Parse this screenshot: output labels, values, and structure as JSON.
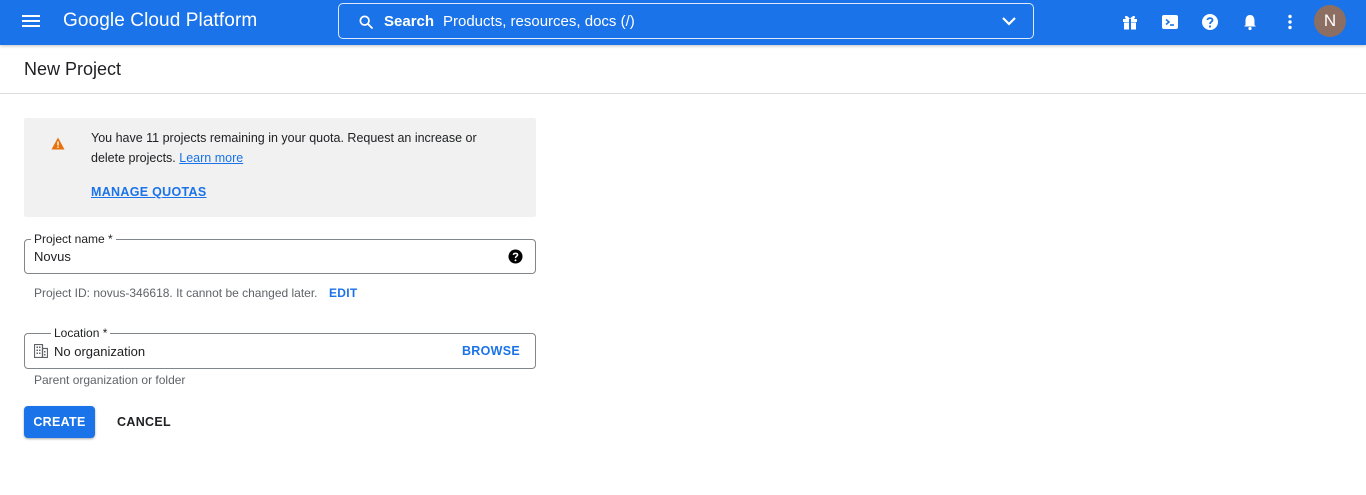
{
  "app": {
    "title": "Google Cloud Platform",
    "brand_color": "#1a73e8"
  },
  "topbar": {
    "menu_icon": "hamburger-menu-icon",
    "search": {
      "label": "Search",
      "placeholder": "Products, resources, docs (/)",
      "icon": "search-icon",
      "expand_icon": "chevron-down-icon"
    },
    "icons": [
      "gift-icon",
      "terminal-icon",
      "help-icon",
      "notifications-bell-icon",
      "more-vert-icon"
    ],
    "avatar_initial": "N"
  },
  "page": {
    "title": "New Project"
  },
  "quota_notice": {
    "icon": "warning-icon",
    "message": "You have 11 projects remaining in your quota. Request an increase or delete projects.",
    "learn_more": "Learn more",
    "manage_quotas": "MANAGE QUOTAS",
    "warning_color": "#e8710a"
  },
  "form": {
    "project_name": {
      "label": "Project name *",
      "value": "Novus",
      "help_icon": "help-circle-icon"
    },
    "project_id_helper": "Project ID: novus-346618. It cannot be changed later.",
    "edit_label": "EDIT",
    "location": {
      "label": "Location *",
      "icon": "building-icon",
      "value": "No organization",
      "browse_label": "BROWSE",
      "helper": "Parent organization or folder"
    }
  },
  "actions": {
    "create_label": "CREATE",
    "cancel_label": "CANCEL"
  }
}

* * * * * * * * *

§ Aim
Transcribe every entry above exactly. Omit all pictures.

§ Task response
Parse this screenshot: output labels, values, and structure as JSON.
{
  "app": {
    "title": "Google Cloud Platform",
    "brand_color": "#1a73e8"
  },
  "topbar": {
    "menu_icon": "hamburger-menu-icon",
    "search": {
      "label": "Search",
      "placeholder": "Products, resources, docs (/)",
      "icon": "search-icon",
      "expand_icon": "chevron-down-icon"
    },
    "icons": [
      "gift-icon",
      "terminal-icon",
      "help-icon",
      "notifications-bell-icon",
      "more-vert-icon"
    ],
    "avatar_initial": "N"
  },
  "page": {
    "title": "New Project"
  },
  "quota_notice": {
    "icon": "warning-icon",
    "message": "You have 11 projects remaining in your quota. Request an increase or delete projects.",
    "learn_more": "Learn more",
    "manage_quotas": "MANAGE QUOTAS",
    "warning_color": "#e8710a"
  },
  "form": {
    "project_name": {
      "label": "Project name *",
      "value": "Novus",
      "help_icon": "help-circle-icon"
    },
    "project_id_helper": "Project ID: novus-346618. It cannot be changed later.",
    "edit_label": "EDIT",
    "location": {
      "label": "Location *",
      "icon": "building-icon",
      "value": "No organization",
      "browse_label": "BROWSE",
      "helper": "Parent organization or folder"
    }
  },
  "actions": {
    "create_label": "CREATE",
    "cancel_label": "CANCEL"
  }
}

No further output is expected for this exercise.